Task
Give the number of lines below that contain the word "from", and nothing else.

** begin Excerpted records **

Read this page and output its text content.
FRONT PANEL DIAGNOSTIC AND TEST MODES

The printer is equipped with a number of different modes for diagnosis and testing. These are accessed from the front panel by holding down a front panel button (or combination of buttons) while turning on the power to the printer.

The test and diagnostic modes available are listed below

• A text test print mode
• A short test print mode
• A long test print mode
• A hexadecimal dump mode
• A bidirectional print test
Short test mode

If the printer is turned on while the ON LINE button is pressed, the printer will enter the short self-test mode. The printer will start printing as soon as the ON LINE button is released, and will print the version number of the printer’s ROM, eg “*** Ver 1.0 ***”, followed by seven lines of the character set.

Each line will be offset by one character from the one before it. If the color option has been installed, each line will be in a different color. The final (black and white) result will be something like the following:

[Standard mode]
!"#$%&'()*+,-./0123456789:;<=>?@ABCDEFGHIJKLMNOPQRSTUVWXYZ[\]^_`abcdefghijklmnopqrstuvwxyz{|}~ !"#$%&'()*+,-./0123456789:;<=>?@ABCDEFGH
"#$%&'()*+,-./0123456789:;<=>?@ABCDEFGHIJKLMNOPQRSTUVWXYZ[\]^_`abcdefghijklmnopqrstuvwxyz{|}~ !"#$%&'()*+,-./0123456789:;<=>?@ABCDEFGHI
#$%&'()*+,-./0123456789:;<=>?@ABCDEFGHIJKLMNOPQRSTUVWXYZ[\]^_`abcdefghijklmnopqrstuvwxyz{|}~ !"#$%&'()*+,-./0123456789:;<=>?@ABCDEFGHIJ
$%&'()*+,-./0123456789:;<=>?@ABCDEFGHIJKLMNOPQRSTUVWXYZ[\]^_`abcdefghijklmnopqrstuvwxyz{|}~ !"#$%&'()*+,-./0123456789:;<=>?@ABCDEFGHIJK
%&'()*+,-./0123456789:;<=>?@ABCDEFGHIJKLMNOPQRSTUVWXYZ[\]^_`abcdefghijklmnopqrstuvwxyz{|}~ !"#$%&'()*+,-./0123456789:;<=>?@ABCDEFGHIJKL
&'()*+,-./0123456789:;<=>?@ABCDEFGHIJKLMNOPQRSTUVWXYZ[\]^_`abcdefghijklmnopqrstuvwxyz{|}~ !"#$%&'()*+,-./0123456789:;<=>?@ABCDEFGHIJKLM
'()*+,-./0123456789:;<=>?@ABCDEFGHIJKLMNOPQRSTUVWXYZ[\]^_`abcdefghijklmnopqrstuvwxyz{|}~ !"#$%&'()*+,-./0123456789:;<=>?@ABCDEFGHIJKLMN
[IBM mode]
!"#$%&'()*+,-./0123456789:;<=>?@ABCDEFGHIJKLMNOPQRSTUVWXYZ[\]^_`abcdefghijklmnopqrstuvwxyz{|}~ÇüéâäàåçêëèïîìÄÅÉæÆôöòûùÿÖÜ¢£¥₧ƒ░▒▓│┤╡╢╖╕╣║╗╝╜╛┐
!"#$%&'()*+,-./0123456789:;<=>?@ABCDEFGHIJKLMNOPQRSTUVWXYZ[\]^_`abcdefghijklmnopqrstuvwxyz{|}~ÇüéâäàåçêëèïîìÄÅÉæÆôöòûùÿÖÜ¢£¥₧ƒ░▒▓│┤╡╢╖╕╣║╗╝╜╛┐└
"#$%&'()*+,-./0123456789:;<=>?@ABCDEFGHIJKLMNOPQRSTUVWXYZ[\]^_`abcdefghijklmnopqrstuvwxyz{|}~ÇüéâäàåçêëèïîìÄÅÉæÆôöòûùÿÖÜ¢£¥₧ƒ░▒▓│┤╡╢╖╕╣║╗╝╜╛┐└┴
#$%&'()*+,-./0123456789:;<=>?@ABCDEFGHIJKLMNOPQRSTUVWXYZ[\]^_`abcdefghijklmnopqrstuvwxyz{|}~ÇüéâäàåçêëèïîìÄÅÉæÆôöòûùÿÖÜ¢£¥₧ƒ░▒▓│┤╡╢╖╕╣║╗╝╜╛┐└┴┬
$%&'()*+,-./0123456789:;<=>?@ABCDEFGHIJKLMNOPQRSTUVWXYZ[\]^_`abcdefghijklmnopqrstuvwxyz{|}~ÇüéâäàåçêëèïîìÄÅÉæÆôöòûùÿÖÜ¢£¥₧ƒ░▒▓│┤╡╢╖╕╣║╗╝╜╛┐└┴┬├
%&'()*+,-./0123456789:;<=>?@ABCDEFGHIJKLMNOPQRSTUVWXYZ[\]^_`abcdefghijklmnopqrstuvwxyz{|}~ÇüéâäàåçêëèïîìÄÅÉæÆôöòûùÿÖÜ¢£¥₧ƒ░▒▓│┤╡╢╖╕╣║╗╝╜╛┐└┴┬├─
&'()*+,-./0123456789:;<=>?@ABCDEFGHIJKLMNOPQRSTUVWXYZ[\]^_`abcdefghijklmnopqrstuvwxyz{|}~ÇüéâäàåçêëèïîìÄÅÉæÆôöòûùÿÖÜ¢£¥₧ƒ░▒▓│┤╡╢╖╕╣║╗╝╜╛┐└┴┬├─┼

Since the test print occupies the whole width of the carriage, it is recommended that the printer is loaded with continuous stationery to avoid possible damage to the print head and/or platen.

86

** end Excerpted records **
** begin Excerpted records **

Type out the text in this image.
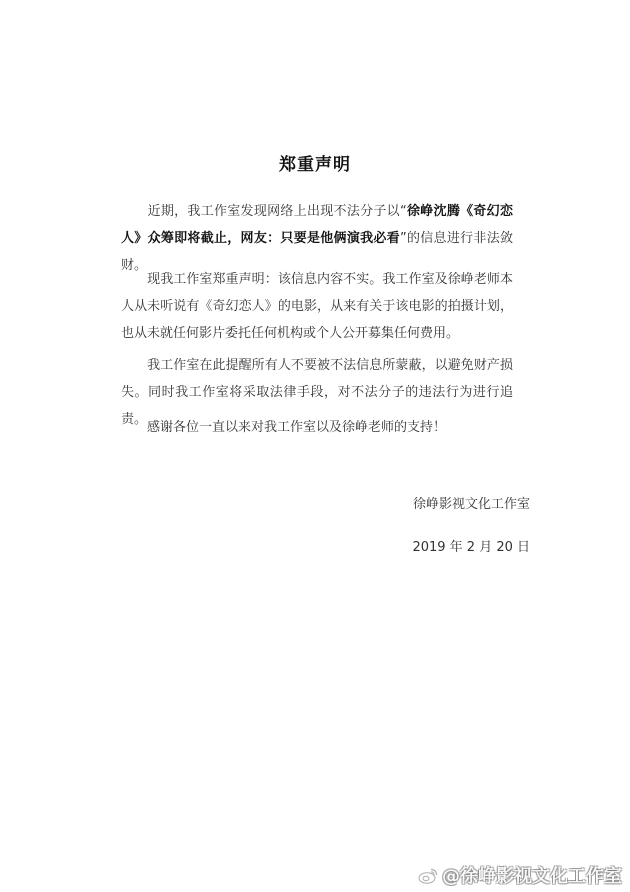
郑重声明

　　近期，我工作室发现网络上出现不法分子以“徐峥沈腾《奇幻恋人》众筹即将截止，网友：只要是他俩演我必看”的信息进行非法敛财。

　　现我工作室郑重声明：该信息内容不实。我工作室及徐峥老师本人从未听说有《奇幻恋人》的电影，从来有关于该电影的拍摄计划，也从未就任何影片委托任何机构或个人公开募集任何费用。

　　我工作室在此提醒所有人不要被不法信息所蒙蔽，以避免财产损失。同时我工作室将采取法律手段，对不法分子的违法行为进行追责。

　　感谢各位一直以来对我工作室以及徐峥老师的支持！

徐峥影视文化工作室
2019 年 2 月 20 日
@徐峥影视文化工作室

** end Excerpted records **

Output for this exercise
2